_What you need to do:_
Return a copy of each line that holds the string "name".

_Listing:_

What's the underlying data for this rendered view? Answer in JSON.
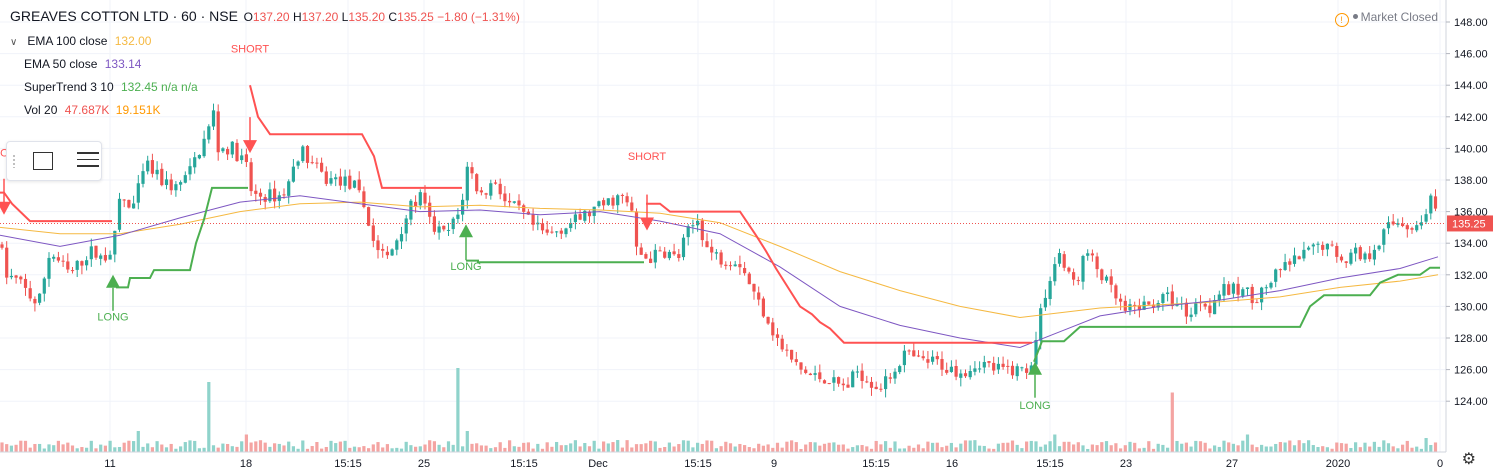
{
  "header": {
    "symbol": "GREAVES COTTON LTD · 60 · NSE",
    "open_label": "O",
    "open": "137.20",
    "high_label": "H",
    "high": "137.20",
    "low_label": "L",
    "low": "135.20",
    "close_label": "C",
    "close": "135.25",
    "change": "−1.80 (−1.31%)"
  },
  "legend": {
    "ema100": {
      "name": "EMA 100 close",
      "value": "132.00",
      "color": "#f5b942"
    },
    "ema50": {
      "name": "EMA 50 close",
      "value": "133.14",
      "color": "#7e57c2"
    },
    "supertrend": {
      "name": "SuperTrend 3 10",
      "value": "132.45 n/a n/a",
      "color": "#4caf50"
    },
    "vol": {
      "name": "Vol 20",
      "value1": "47.687K",
      "value2": "19.151K",
      "color": "#ef5350",
      "color2": "#ff9800"
    }
  },
  "market_status": "Market Closed",
  "icons": {
    "warning": "warning-icon",
    "settings": "gear-icon",
    "rectangle": "rectangle-tool-icon",
    "menu": "lines-menu-icon"
  },
  "chart_data": {
    "type": "candlestick",
    "y_ticks": [
      "148.00",
      "146.00",
      "144.00",
      "142.00",
      "140.00",
      "138.00",
      "136.00",
      "134.00",
      "132.00",
      "130.00",
      "128.00",
      "126.00",
      "124.00"
    ],
    "ylim": [
      122.8,
      149.0
    ],
    "last_price": "135.25",
    "x_ticks": [
      "11",
      "18",
      "15:15",
      "25",
      "15:15",
      "Dec",
      "15:15",
      "9",
      "15:15",
      "16",
      "15:15",
      "23",
      "27",
      "2020",
      "0"
    ],
    "colors": {
      "up": "#26a69a",
      "down": "#ef5350",
      "vol_up": "#8fd3cb",
      "vol_down": "#f4a4a2",
      "supertrend_up": "#4caf50",
      "supertrend_down": "#ff5252",
      "ema50": "#7e57c2",
      "ema100": "#f5b942",
      "last_line": "#ef5350"
    },
    "price_path": [
      [
        0,
        134.0
      ],
      [
        6,
        132.0
      ],
      [
        20,
        131.5
      ],
      [
        38,
        130.0
      ],
      [
        50,
        133.5
      ],
      [
        70,
        132.0
      ],
      [
        90,
        133.5
      ],
      [
        104,
        133.0
      ],
      [
        114,
        134.0
      ],
      [
        120,
        137.0
      ],
      [
        132,
        136.0
      ],
      [
        146,
        139.0
      ],
      [
        160,
        138.0
      ],
      [
        176,
        137.5
      ],
      [
        190,
        138.5
      ],
      [
        200,
        140.0
      ],
      [
        208,
        141.0
      ],
      [
        213,
        142.5
      ],
      [
        218,
        140.0
      ],
      [
        232,
        140.0
      ],
      [
        246,
        139.0
      ],
      [
        252,
        137.0
      ],
      [
        270,
        137.0
      ],
      [
        282,
        137.0
      ],
      [
        290,
        138.0
      ],
      [
        300,
        140.0
      ],
      [
        312,
        139.0
      ],
      [
        326,
        138.0
      ],
      [
        342,
        138.0
      ],
      [
        356,
        137.5
      ],
      [
        366,
        136.0
      ],
      [
        374,
        134.0
      ],
      [
        380,
        133.5
      ],
      [
        388,
        133.0
      ],
      [
        398,
        134.5
      ],
      [
        408,
        136.0
      ],
      [
        420,
        137.0
      ],
      [
        432,
        135.0
      ],
      [
        446,
        134.5
      ],
      [
        460,
        136.0
      ],
      [
        468,
        139.0
      ],
      [
        480,
        137.0
      ],
      [
        496,
        138.0
      ],
      [
        506,
        136.5
      ],
      [
        520,
        136.0
      ],
      [
        534,
        135.0
      ],
      [
        548,
        134.5
      ],
      [
        562,
        135.0
      ],
      [
        578,
        135.5
      ],
      [
        592,
        136.0
      ],
      [
        606,
        136.5
      ],
      [
        620,
        137.0
      ],
      [
        632,
        136.0
      ],
      [
        636,
        133.5
      ],
      [
        648,
        133.0
      ],
      [
        664,
        133.5
      ],
      [
        678,
        133.0
      ],
      [
        686,
        134.5
      ],
      [
        698,
        135.5
      ],
      [
        708,
        133.5
      ],
      [
        722,
        133.0
      ],
      [
        738,
        133.0
      ],
      [
        746,
        132.0
      ],
      [
        756,
        130.5
      ],
      [
        766,
        129.5
      ],
      [
        776,
        128.0
      ],
      [
        786,
        127.0
      ],
      [
        800,
        126.0
      ],
      [
        814,
        125.5
      ],
      [
        826,
        125.5
      ],
      [
        838,
        125.0
      ],
      [
        850,
        125.0
      ],
      [
        856,
        126.0
      ],
      [
        866,
        125.5
      ],
      [
        876,
        125.0
      ],
      [
        884,
        125.0
      ],
      [
        894,
        126.0
      ],
      [
        904,
        127.0
      ],
      [
        920,
        126.5
      ],
      [
        936,
        126.5
      ],
      [
        950,
        126.0
      ],
      [
        966,
        126.0
      ],
      [
        980,
        126.5
      ],
      [
        996,
        126.0
      ],
      [
        1012,
        126.0
      ],
      [
        1026,
        126.0
      ],
      [
        1034,
        127.0
      ],
      [
        1040,
        129.5
      ],
      [
        1048,
        131.5
      ],
      [
        1054,
        132.5
      ],
      [
        1060,
        133.5
      ],
      [
        1066,
        132.0
      ],
      [
        1076,
        131.5
      ],
      [
        1086,
        133.5
      ],
      [
        1096,
        132.5
      ],
      [
        1106,
        131.5
      ],
      [
        1116,
        130.5
      ],
      [
        1126,
        129.5
      ],
      [
        1136,
        130.0
      ],
      [
        1148,
        130.0
      ],
      [
        1160,
        130.5
      ],
      [
        1170,
        130.5
      ],
      [
        1180,
        130.0
      ],
      [
        1190,
        129.5
      ],
      [
        1200,
        130.5
      ],
      [
        1210,
        130.0
      ],
      [
        1220,
        131.0
      ],
      [
        1232,
        131.0
      ],
      [
        1244,
        131.0
      ],
      [
        1256,
        130.5
      ],
      [
        1270,
        131.5
      ],
      [
        1284,
        132.5
      ],
      [
        1298,
        133.0
      ],
      [
        1310,
        133.5
      ],
      [
        1322,
        134.0
      ],
      [
        1334,
        133.5
      ],
      [
        1344,
        133.0
      ],
      [
        1356,
        133.5
      ],
      [
        1366,
        133.0
      ],
      [
        1376,
        134.0
      ],
      [
        1388,
        135.0
      ],
      [
        1400,
        135.5
      ],
      [
        1410,
        135.0
      ],
      [
        1420,
        135.0
      ],
      [
        1430,
        137.0
      ],
      [
        1438,
        135.3
      ]
    ],
    "ema50_path": [
      [
        0,
        134.5
      ],
      [
        60,
        133.8
      ],
      [
        120,
        134.5
      ],
      [
        180,
        135.6
      ],
      [
        240,
        136.6
      ],
      [
        300,
        137.0
      ],
      [
        360,
        136.5
      ],
      [
        420,
        136.0
      ],
      [
        480,
        136.1
      ],
      [
        540,
        135.8
      ],
      [
        600,
        136.0
      ],
      [
        660,
        135.4
      ],
      [
        720,
        134.6
      ],
      [
        780,
        132.5
      ],
      [
        840,
        130.0
      ],
      [
        900,
        128.8
      ],
      [
        960,
        128.0
      ],
      [
        1020,
        127.4
      ],
      [
        1060,
        128.4
      ],
      [
        1100,
        129.4
      ],
      [
        1160,
        130.0
      ],
      [
        1220,
        130.4
      ],
      [
        1280,
        131.0
      ],
      [
        1340,
        131.8
      ],
      [
        1400,
        132.4
      ],
      [
        1438,
        133.14
      ]
    ],
    "ema100_path": [
      [
        0,
        135.0
      ],
      [
        60,
        134.6
      ],
      [
        120,
        134.6
      ],
      [
        180,
        135.2
      ],
      [
        240,
        136.0
      ],
      [
        300,
        136.5
      ],
      [
        360,
        136.6
      ],
      [
        420,
        136.3
      ],
      [
        480,
        136.4
      ],
      [
        540,
        136.2
      ],
      [
        600,
        136.1
      ],
      [
        660,
        135.9
      ],
      [
        720,
        135.3
      ],
      [
        780,
        133.8
      ],
      [
        840,
        132.2
      ],
      [
        900,
        131.0
      ],
      [
        960,
        130.0
      ],
      [
        1020,
        129.3
      ],
      [
        1060,
        129.6
      ],
      [
        1100,
        129.9
      ],
      [
        1160,
        130.1
      ],
      [
        1220,
        130.3
      ],
      [
        1280,
        130.6
      ],
      [
        1340,
        131.2
      ],
      [
        1400,
        131.6
      ],
      [
        1438,
        132.0
      ]
    ],
    "supertrend_segments": [
      {
        "dir": "down",
        "points": [
          [
            0,
            137.2
          ],
          [
            4,
            137.2
          ],
          [
            12,
            136.5
          ],
          [
            30,
            135.4
          ],
          [
            112,
            135.4
          ]
        ]
      },
      {
        "dir": "up",
        "points": [
          [
            116,
            131.2
          ],
          [
            128,
            131.2
          ],
          [
            130,
            131.8
          ],
          [
            150,
            131.8
          ],
          [
            154,
            132.3
          ],
          [
            190,
            132.3
          ],
          [
            196,
            134.0
          ],
          [
            204,
            135.5
          ],
          [
            212,
            137.5
          ],
          [
            248,
            137.5
          ]
        ]
      },
      {
        "dir": "down",
        "points": [
          [
            250,
            144.0
          ],
          [
            258,
            142.0
          ],
          [
            270,
            140.9
          ],
          [
            362,
            140.9
          ],
          [
            374,
            139.5
          ],
          [
            382,
            137.5
          ],
          [
            462,
            137.5
          ]
        ]
      },
      {
        "dir": "up",
        "points": [
          [
            466,
            132.9
          ],
          [
            478,
            132.9
          ],
          [
            478,
            132.8
          ],
          [
            644,
            132.8
          ]
        ]
      },
      {
        "dir": "down",
        "points": [
          [
            646,
            136.5
          ],
          [
            660,
            136.5
          ],
          [
            670,
            136.0
          ],
          [
            740,
            136.0
          ],
          [
            756,
            134.5
          ],
          [
            766,
            133.5
          ],
          [
            776,
            132.4
          ],
          [
            790,
            131.0
          ],
          [
            800,
            130.0
          ],
          [
            812,
            129.5
          ],
          [
            820,
            129.0
          ],
          [
            830,
            128.6
          ],
          [
            844,
            127.7
          ],
          [
            1032,
            127.7
          ]
        ]
      },
      {
        "dir": "up",
        "points": [
          [
            1034,
            126.5
          ],
          [
            1042,
            127.8
          ],
          [
            1064,
            127.8
          ],
          [
            1080,
            128.7
          ],
          [
            1300,
            128.7
          ],
          [
            1310,
            130.0
          ],
          [
            1324,
            130.7
          ],
          [
            1370,
            130.7
          ],
          [
            1380,
            131.5
          ],
          [
            1398,
            132.0
          ],
          [
            1420,
            132.0
          ],
          [
            1430,
            132.45
          ],
          [
            1440,
            132.45
          ]
        ]
      }
    ],
    "signals": [
      {
        "type": "short",
        "label": "SHORT",
        "x": 4,
        "price": 135.8,
        "label_price": 137.2
      },
      {
        "type": "long",
        "label": "LONG",
        "x": 113,
        "price": 132.0,
        "label_price": 129.6
      },
      {
        "type": "short",
        "label": "SHORT",
        "x": 250,
        "price": 139.7,
        "label_price": 143.8
      },
      {
        "type": "long",
        "label": "LONG",
        "x": 466,
        "price": 135.2,
        "label_price": 132.8
      },
      {
        "type": "short",
        "label": "SHORT",
        "x": 647,
        "price": 134.8,
        "label_price": 137.0
      },
      {
        "type": "long",
        "label": "LONG",
        "x": 1035,
        "price": 126.5,
        "label_price": 124.0
      }
    ],
    "volume_spikes": [
      [
        138,
        0.3
      ],
      [
        211,
        1.0
      ],
      [
        245,
        0.25
      ],
      [
        458,
        1.2
      ],
      [
        466,
        0.3
      ],
      [
        1055,
        0.25
      ],
      [
        1172,
        0.85
      ],
      [
        1246,
        0.25
      ],
      [
        1428,
        0.2
      ]
    ]
  }
}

_Exercise result:_
      "name": "EMA 100 close",
      "name": "EMA 50 close",
      "name": "SuperTrend 3 10",
      "name": "Vol 20",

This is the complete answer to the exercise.